Reproduce each line from the records that holds "this".

Raw records:
★ ★ ★ ★ ★ ★ ★
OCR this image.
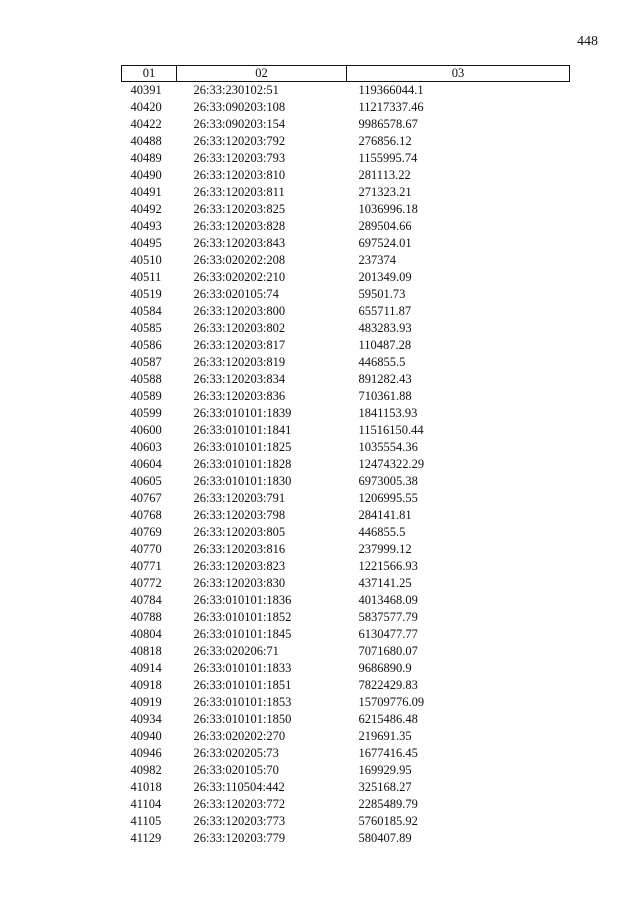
448
01	02	03
40391	26:33:230102:51	119366044.1
40420	26:33:090203:108	11217337.46
40422	26:33:090203:154	9986578.67
40488	26:33:120203:792	276856.12
40489	26:33:120203:793	1155995.74
40490	26:33:120203:810	281113.22
40491	26:33:120203:811	271323.21
40492	26:33:120203:825	1036996.18
40493	26:33:120203:828	289504.66
40495	26:33:120203:843	697524.01
40510	26:33:020202:208	237374
40511	26:33:020202:210	201349.09
40519	26:33:020105:74	59501.73
40584	26:33:120203:800	655711.87
40585	26:33:120203:802	483283.93
40586	26:33:120203:817	110487.28
40587	26:33:120203:819	446855.5
40588	26:33:120203:834	891282.43
40589	26:33:120203:836	710361.88
40599	26:33:010101:1839	1841153.93
40600	26:33:010101:1841	11516150.44
40603	26:33:010101:1825	1035554.36
40604	26:33:010101:1828	12474322.29
40605	26:33:010101:1830	6973005.38
40767	26:33:120203:791	1206995.55
40768	26:33:120203:798	284141.81
40769	26:33:120203:805	446855.5
40770	26:33:120203:816	237999.12
40771	26:33:120203:823	1221566.93
40772	26:33:120203:830	437141.25
40784	26:33:010101:1836	4013468.09
40788	26:33:010101:1852	5837577.79
40804	26:33:010101:1845	6130477.77
40818	26:33:020206:71	7071680.07
40914	26:33:010101:1833	9686890.9
40918	26:33:010101:1851	7822429.83
40919	26:33:010101:1853	15709776.09
40934	26:33:010101:1850	6215486.48
40940	26:33:020202:270	219691.35
40946	26:33:020205:73	1677416.45
40982	26:33:020105:70	169929.95
41018	26:33:110504:442	325168.27
41104	26:33:120203:772	2285489.79
41105	26:33:120203:773	5760185.92
41129	26:33:120203:779	580407.89
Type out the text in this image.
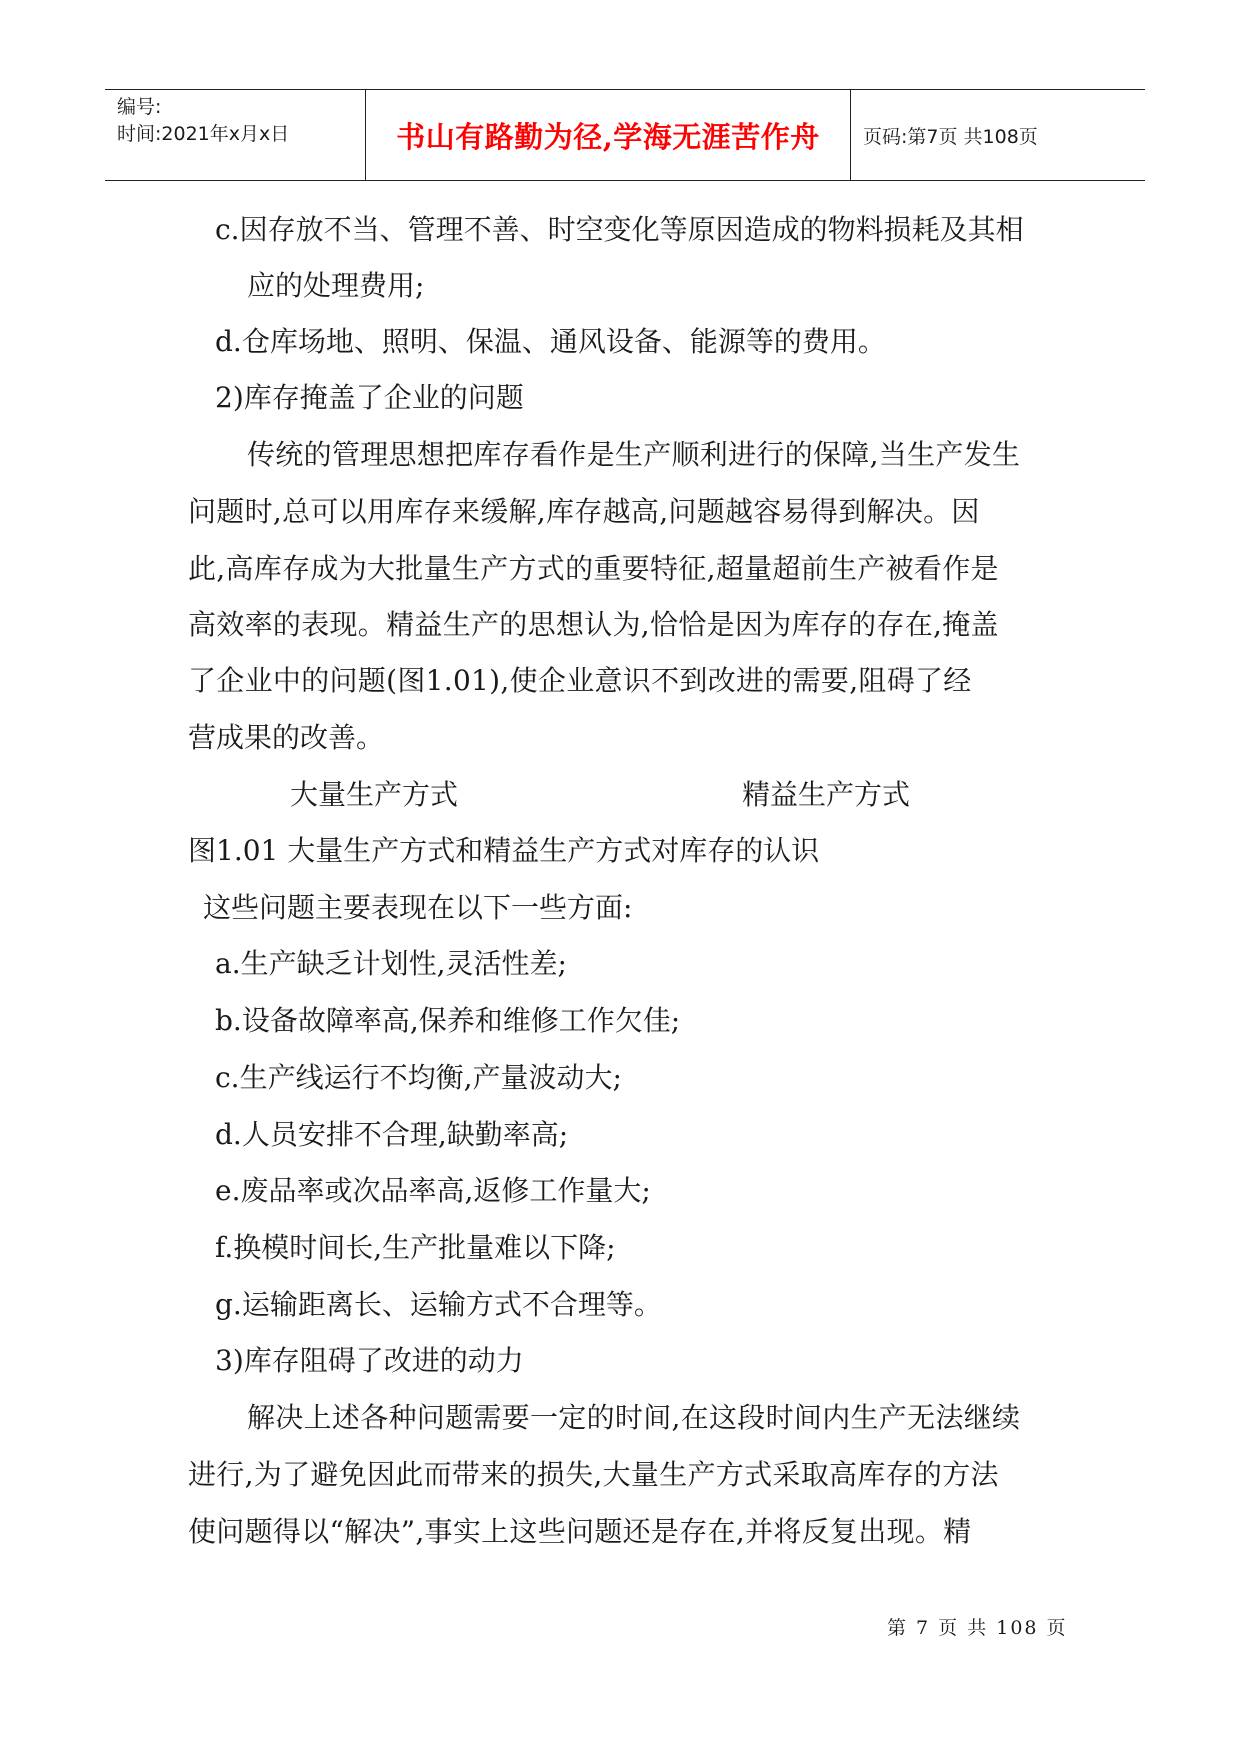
编号:
时间:2021年x月x日	书山有路勤为径,学海无涯苦作舟	页码:第7页 共108页
c.因存放不当、管理不善、时空变化等原因造成的物料损耗及其相
应的处理费用;
d.仓库场地、照明、保温、通风设备、能源等的费用。
2)库存掩盖了企业的问题
传统的管理思想把库存看作是生产顺利进行的保障,当生产发生
问题时,总可以用库存来缓解,库存越高,问题越容易得到解决。因
此,高库存成为大批量生产方式的重要特征,超量超前生产被看作是
高效率的表现。精益生产的思想认为,恰恰是因为库存的存在,掩盖
了企业中的问题(图1.01),使企业意识不到改进的需要,阻碍了经
营成果的改善。
大量生产方式	精益生产方式
图1.01 大量生产方式和精益生产方式对库存的认识
这些问题主要表现在以下一些方面:
a.生产缺乏计划性,灵活性差;
b.设备故障率高,保养和维修工作欠佳;
c.生产线运行不均衡,产量波动大;
d.人员安排不合理,缺勤率高;
e.废品率或次品率高,返修工作量大;
f.换模时间长,生产批量难以下降;
g.运输距离长、运输方式不合理等。
3)库存阻碍了改进的动力
解决上述各种问题需要一定的时间,在这段时间内生产无法继续
进行,为了避免因此而带来的损失,大量生产方式采取高库存的方法
使问题得以“解决”,事实上这些问题还是存在,并将反复出现。精
第 7 页 共 108 页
★ ★ ★ ★ ★ ★ ★
#### Complete output:
OCR this image.
Type out the text in this image.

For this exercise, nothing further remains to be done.